What is needed -
Using the listing below, report all lines holding the word "dụng".
___ Listed entries
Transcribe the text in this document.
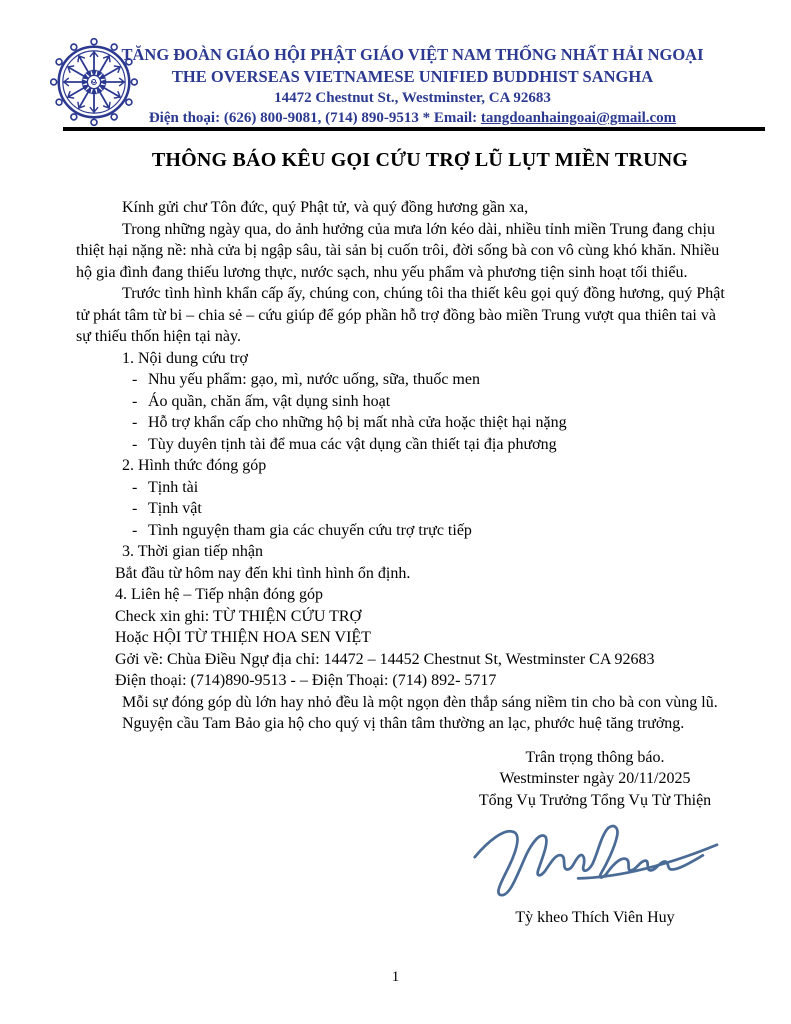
TĂNG ĐOÀN GIÁO HỘI PHẬT GIÁO VIỆT NAM THỐNG NHẤT HẢI NGOẠI
THE OVERSEAS VIETNAMESE UNIFIED BUDDHIST SANGHA
14472 Chestnut St., Westminster, CA 92683
Điện thoại: (626) 800-9081, (714) 890-9513 * Email: tangdoanhaingoai@gmail.com
THÔNG BÁO KÊU GỌI CỨU TRỢ LŨ LỤT MIỀN TRUNG

Kính gửi chư Tôn đức, quý Phật tử, và quý đồng hương gần xa,

Trong những ngày qua, do ảnh hưởng của mưa lớn kéo dài, nhiều tỉnh miền Trung đang chịu thiệt hại nặng nề: nhà cửa bị ngập sâu, tài sản bị cuốn trôi, đời sống bà con vô cùng khó khăn. Nhiều hộ gia đình đang thiếu lương thực, nước sạch, nhu yếu phẩm và phương tiện sinh hoạt tối thiểu.

Trước tình hình khẩn cấp ấy, chúng con, chúng tôi tha thiết kêu gọi quý đồng hương, quý Phật tử phát tâm từ bi – chia sẻ – cứu giúp để góp phần hỗ trợ đồng bào miền Trung vượt qua thiên tai và sự thiếu thốn hiện tại này.

1. Nội dung cứu trợ
- Nhu yếu phẩm: gạo, mì, nước uống, sữa, thuốc men
- Áo quần, chăn ấm, vật dụng sinh hoạt
- Hỗ trợ khẩn cấp cho những hộ bị mất nhà cửa hoặc thiệt hại nặng
- Tùy duyên tịnh tài để mua các vật dụng cần thiết tại địa phương
2. Hình thức đóng góp
- Tịnh tài
- Tịnh vật
- Tình nguyện tham gia các chuyến cứu trợ trực tiếp
3. Thời gian tiếp nhận
Bắt đầu từ hôm nay đến khi tình hình ổn định.
4. Liên hệ – Tiếp nhận đóng góp
Check xin ghi: TỪ THIỆN CỨU TRỢ
Hoặc HỘI TỪ THIỆN HOA SEN VIỆT
Gởi về: Chùa Điều Ngự địa chỉ: 14472 – 14452 Chestnut St, Westminster CA 92683
Điện thoại: (714)890-9513 - – Điện Thoại: (714) 892- 5717

Mỗi sự đóng góp dù lớn hay nhỏ đều là một ngọn đèn thắp sáng niềm tin cho bà con vùng lũ.

Nguyện cầu Tam Bảo gia hộ cho quý vị thân tâm thường an lạc, phước huệ tăng trưởng.

Trân trọng thông báo.
Westminster ngày 20/11/2025
Tổng Vụ Trưởng Tổng Vụ Từ Thiện
Tỳ kheo Thích Viên Huy
1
______
The reply -
- Áo quần, chăn ấm, vật dụng sinh hoạt
- Tùy duyên tịnh tài để mua các vật dụng cần thiết tại địa phương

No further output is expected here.